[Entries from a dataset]

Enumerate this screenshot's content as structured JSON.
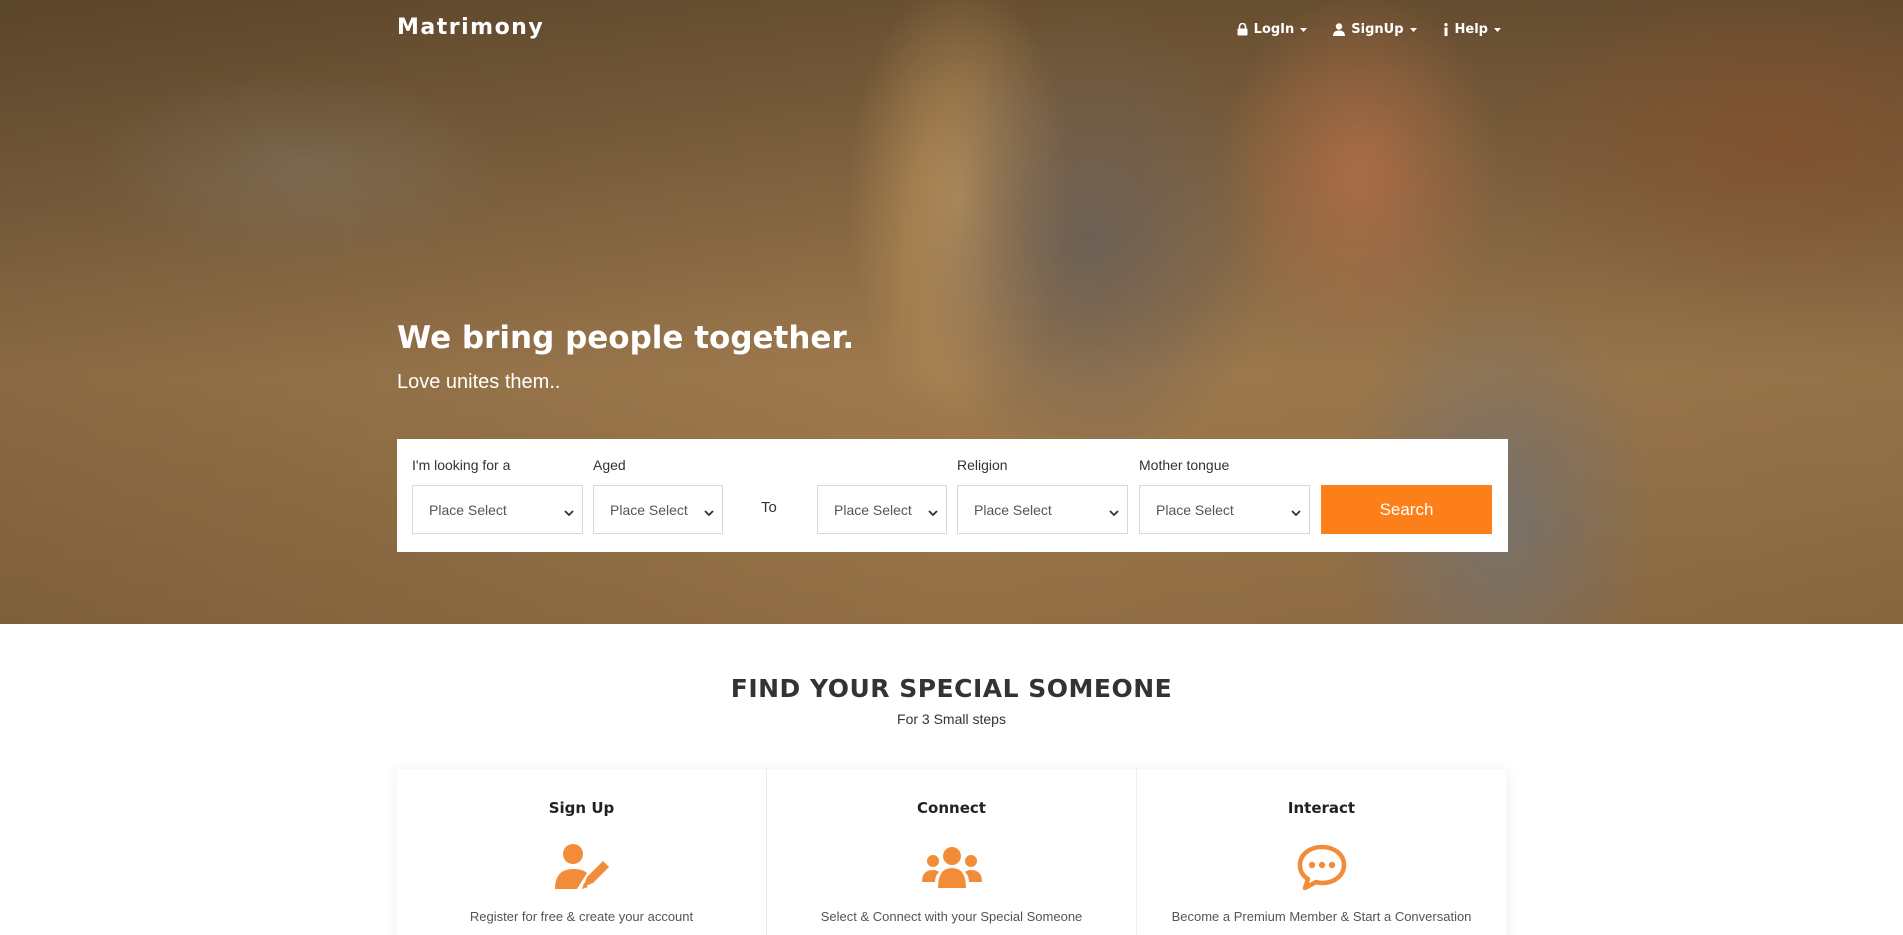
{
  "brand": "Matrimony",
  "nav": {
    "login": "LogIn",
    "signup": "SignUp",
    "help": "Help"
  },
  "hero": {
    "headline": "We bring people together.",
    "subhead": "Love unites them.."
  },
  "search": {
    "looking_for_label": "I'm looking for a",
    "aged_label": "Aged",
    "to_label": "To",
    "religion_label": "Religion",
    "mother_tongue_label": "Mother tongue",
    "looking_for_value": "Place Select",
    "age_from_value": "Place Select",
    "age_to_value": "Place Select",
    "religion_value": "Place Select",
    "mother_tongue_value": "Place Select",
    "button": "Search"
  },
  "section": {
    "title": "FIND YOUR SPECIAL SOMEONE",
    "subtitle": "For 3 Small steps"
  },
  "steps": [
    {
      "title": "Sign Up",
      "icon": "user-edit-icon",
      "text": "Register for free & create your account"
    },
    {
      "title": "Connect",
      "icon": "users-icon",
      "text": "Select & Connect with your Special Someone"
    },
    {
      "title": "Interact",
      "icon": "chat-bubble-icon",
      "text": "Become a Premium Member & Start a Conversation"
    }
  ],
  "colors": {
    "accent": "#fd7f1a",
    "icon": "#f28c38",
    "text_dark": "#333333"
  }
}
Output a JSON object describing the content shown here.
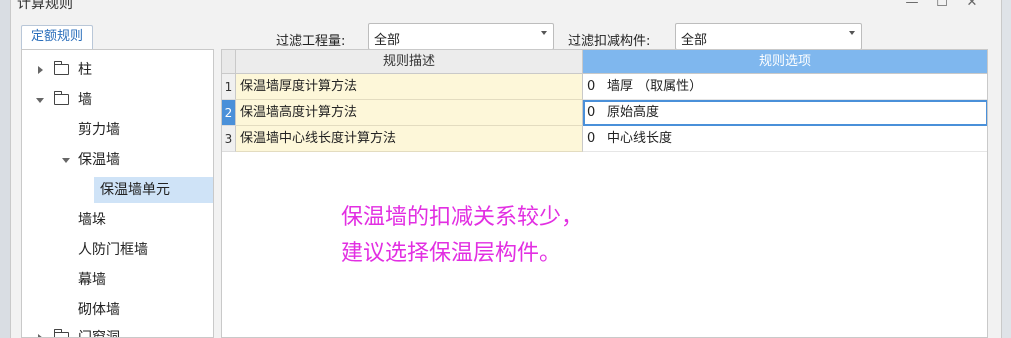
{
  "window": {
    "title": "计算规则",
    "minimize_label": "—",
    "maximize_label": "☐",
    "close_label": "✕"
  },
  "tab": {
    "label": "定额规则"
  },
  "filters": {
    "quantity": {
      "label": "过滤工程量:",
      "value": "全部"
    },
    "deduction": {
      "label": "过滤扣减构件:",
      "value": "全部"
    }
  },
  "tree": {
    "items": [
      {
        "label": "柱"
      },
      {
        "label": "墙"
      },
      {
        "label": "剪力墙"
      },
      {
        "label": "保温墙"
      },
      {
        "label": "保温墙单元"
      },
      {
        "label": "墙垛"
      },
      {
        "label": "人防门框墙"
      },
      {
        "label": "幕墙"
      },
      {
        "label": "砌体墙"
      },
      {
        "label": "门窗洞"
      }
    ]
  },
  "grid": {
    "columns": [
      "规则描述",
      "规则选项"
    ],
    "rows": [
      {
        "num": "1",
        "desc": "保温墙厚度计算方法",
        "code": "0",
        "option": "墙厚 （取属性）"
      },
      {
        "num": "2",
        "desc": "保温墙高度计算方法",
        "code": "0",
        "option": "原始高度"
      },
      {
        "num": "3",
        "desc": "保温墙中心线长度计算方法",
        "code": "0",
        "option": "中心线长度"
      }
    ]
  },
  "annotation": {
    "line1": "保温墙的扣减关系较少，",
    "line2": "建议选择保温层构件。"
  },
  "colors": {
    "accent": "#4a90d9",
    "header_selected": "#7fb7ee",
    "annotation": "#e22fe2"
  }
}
...
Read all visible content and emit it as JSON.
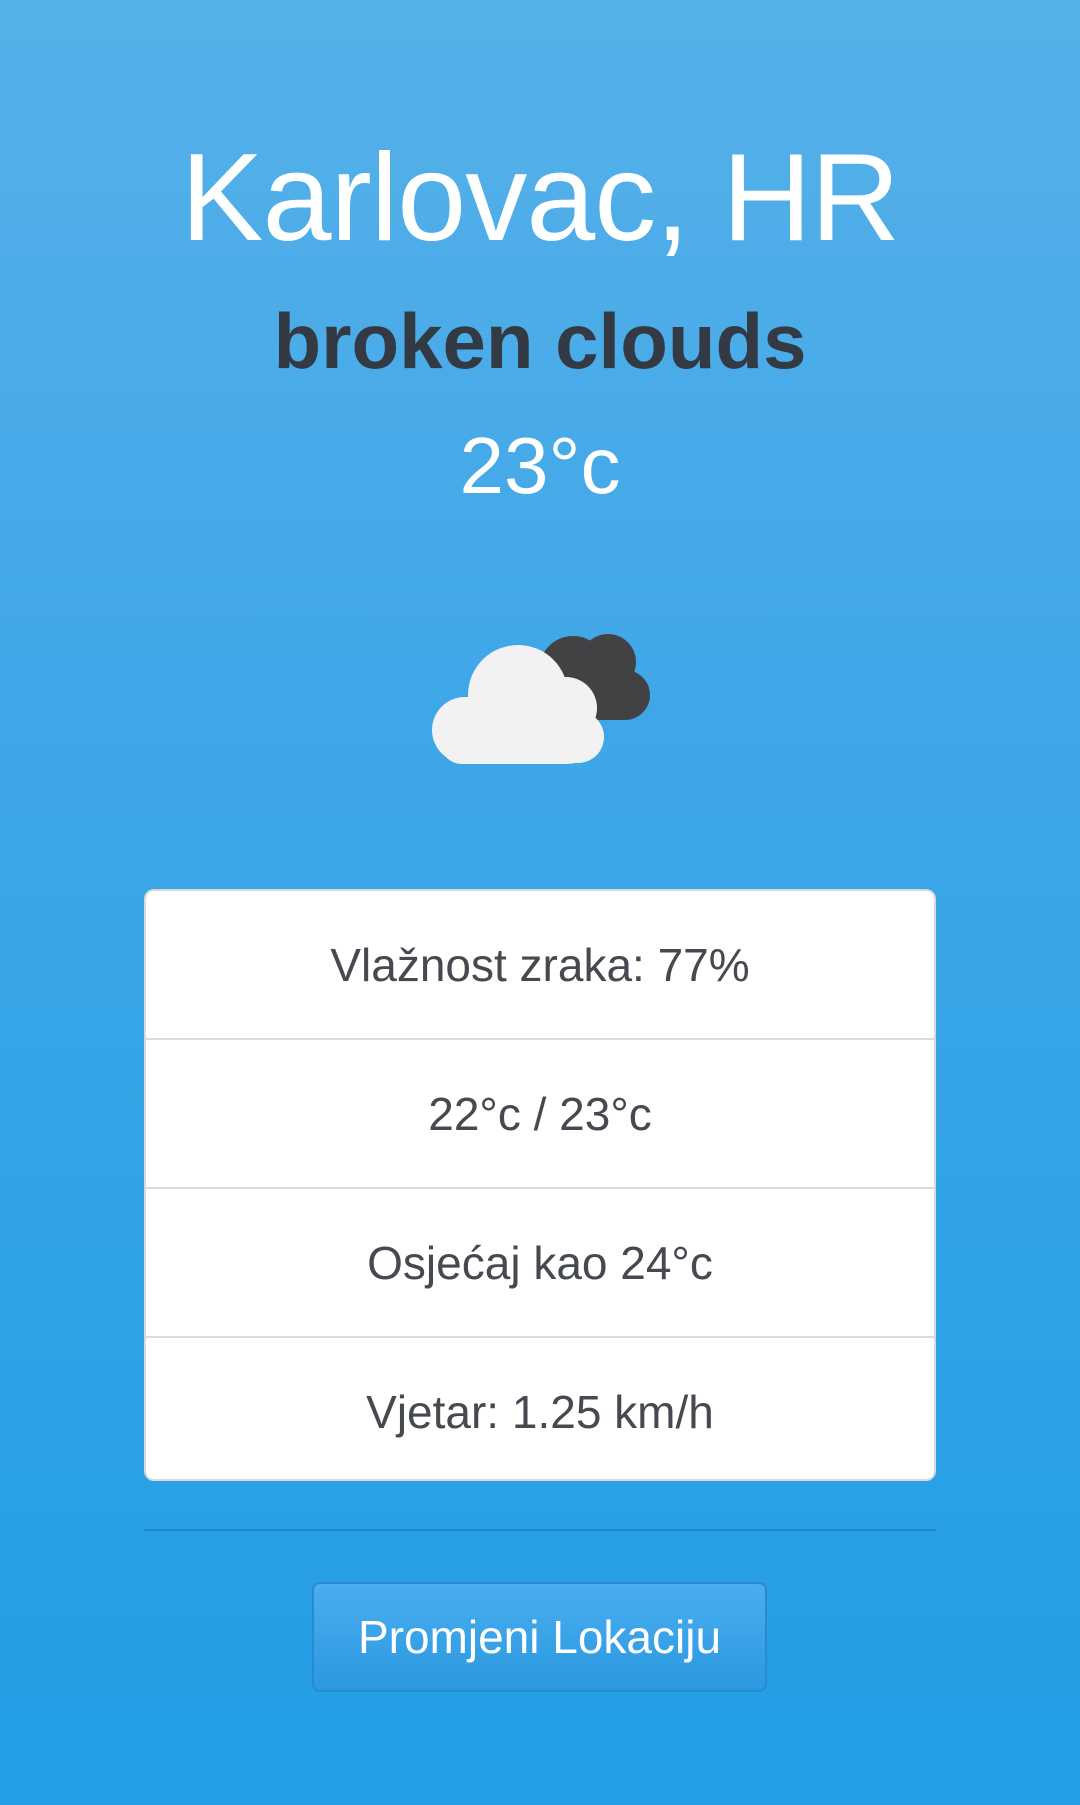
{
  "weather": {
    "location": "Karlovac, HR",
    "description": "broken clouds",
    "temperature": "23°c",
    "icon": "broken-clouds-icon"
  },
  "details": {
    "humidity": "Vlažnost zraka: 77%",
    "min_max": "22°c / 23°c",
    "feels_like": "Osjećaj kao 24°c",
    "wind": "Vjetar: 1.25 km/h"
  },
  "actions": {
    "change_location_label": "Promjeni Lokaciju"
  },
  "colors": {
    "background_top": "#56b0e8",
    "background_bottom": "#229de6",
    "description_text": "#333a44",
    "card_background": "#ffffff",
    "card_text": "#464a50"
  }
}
--
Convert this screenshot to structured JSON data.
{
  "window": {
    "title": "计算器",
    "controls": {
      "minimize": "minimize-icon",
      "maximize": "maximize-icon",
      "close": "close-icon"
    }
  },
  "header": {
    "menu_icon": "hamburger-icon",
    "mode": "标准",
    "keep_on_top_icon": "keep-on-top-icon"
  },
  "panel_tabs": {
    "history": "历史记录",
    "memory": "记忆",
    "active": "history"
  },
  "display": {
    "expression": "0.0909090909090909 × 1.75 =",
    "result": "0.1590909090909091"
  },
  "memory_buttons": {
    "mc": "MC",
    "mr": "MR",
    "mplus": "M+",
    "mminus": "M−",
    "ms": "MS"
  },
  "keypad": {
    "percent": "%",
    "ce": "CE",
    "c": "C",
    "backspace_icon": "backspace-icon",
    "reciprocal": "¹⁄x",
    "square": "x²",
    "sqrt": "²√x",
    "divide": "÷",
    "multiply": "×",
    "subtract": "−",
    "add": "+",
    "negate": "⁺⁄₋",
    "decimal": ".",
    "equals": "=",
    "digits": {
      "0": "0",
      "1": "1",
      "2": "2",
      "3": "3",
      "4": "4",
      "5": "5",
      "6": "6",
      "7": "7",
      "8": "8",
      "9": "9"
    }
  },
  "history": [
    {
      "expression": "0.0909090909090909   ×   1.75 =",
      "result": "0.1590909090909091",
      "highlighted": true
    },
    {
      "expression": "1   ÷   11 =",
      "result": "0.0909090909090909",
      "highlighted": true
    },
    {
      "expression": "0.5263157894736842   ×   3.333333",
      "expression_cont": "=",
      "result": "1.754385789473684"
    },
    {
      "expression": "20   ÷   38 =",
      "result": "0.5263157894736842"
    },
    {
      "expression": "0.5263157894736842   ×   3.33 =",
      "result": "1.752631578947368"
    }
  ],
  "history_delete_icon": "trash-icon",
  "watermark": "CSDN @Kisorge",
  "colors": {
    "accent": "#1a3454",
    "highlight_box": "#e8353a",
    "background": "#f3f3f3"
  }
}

**Aim**
Only a number is expected here: the count of lines in the listing that hold the string "content".

**The answer**
3